• [WORK REQUIRED]: Every line of the data that contains the string "view" must be copied.

• [Saved entries]:
++++++++++

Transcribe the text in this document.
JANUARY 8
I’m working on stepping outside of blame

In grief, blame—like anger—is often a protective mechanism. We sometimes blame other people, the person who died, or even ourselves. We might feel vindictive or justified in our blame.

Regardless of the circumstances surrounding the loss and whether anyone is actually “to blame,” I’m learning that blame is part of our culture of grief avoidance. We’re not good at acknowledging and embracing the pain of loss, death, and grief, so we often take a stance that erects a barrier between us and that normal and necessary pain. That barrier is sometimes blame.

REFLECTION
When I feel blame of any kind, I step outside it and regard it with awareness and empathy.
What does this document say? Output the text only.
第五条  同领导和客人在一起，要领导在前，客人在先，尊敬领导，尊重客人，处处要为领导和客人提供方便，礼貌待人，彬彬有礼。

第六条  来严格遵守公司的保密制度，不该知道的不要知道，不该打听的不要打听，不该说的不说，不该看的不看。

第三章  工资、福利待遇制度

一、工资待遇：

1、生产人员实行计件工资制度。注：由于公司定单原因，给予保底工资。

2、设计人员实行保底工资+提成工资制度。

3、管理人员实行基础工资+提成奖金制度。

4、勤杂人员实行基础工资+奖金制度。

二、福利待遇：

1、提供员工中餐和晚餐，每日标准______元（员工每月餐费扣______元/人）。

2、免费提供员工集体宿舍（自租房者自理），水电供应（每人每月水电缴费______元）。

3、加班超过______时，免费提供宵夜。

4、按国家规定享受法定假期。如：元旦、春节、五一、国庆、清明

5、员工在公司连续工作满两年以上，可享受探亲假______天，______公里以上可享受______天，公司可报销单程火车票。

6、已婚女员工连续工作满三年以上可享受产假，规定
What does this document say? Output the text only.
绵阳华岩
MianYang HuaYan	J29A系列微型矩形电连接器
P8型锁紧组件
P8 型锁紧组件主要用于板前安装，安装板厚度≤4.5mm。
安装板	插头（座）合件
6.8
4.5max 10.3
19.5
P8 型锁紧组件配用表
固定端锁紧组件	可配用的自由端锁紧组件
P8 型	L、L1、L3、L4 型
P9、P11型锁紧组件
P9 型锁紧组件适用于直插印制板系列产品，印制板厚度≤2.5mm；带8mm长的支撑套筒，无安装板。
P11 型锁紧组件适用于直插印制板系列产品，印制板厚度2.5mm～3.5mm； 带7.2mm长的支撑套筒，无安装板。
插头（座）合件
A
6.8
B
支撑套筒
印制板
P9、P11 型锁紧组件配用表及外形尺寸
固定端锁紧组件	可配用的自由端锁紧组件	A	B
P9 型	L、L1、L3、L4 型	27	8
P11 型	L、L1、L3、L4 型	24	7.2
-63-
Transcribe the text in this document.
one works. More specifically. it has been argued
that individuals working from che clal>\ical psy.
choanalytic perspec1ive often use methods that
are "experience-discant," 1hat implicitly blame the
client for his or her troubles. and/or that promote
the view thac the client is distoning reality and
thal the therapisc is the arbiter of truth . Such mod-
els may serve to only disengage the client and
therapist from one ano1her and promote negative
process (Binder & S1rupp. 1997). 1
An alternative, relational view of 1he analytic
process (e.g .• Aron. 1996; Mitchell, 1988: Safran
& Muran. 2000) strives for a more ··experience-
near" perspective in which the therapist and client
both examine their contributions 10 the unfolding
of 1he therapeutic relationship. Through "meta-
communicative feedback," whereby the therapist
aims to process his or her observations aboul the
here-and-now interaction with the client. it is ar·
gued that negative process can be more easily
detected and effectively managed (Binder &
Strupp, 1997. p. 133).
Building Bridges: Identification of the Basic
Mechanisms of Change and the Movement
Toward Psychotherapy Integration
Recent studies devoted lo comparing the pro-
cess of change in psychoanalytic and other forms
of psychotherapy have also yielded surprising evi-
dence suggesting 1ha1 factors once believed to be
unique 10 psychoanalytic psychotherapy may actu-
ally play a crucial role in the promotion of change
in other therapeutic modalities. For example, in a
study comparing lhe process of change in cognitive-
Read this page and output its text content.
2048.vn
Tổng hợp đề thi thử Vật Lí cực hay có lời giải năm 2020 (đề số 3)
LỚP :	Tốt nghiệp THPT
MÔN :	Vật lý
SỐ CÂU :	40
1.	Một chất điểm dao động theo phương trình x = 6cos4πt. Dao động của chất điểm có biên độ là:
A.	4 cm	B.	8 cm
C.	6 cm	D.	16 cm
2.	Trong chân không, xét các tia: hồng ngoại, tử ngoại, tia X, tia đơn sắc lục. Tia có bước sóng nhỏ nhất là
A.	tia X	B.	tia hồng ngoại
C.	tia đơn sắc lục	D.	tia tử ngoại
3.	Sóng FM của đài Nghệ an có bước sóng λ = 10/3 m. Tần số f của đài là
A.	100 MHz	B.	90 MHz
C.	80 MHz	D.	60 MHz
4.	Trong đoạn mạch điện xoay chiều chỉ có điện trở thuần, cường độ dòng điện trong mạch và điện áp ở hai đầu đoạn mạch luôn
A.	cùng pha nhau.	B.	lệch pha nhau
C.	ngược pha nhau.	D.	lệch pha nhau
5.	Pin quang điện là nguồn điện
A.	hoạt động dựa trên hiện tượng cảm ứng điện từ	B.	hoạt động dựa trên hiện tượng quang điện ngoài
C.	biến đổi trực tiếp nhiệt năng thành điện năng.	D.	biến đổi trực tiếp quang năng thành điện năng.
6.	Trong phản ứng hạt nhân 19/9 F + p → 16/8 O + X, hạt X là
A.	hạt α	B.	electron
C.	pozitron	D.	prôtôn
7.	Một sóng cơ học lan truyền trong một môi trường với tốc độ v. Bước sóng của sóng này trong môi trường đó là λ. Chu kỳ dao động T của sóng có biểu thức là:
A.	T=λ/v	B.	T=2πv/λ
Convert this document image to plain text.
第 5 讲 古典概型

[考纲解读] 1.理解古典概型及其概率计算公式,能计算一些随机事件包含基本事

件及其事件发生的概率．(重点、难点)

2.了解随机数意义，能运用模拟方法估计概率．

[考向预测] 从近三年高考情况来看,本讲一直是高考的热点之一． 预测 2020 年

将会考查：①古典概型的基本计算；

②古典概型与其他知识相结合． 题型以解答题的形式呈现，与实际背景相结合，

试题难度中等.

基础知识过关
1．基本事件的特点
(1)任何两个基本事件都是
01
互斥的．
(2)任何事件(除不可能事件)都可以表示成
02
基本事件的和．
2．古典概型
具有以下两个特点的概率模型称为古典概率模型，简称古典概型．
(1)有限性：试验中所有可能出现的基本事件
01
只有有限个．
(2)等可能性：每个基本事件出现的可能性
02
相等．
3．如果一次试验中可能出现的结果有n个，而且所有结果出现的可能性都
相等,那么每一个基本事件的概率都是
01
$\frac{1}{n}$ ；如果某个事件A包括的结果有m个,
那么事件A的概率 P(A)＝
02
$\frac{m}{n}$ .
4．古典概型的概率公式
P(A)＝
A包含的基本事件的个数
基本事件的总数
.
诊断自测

++++++++++

• [CORRECT OUTPUT]:
the view thac the client is distoning reality and
An alternative, relational view of 1he analytic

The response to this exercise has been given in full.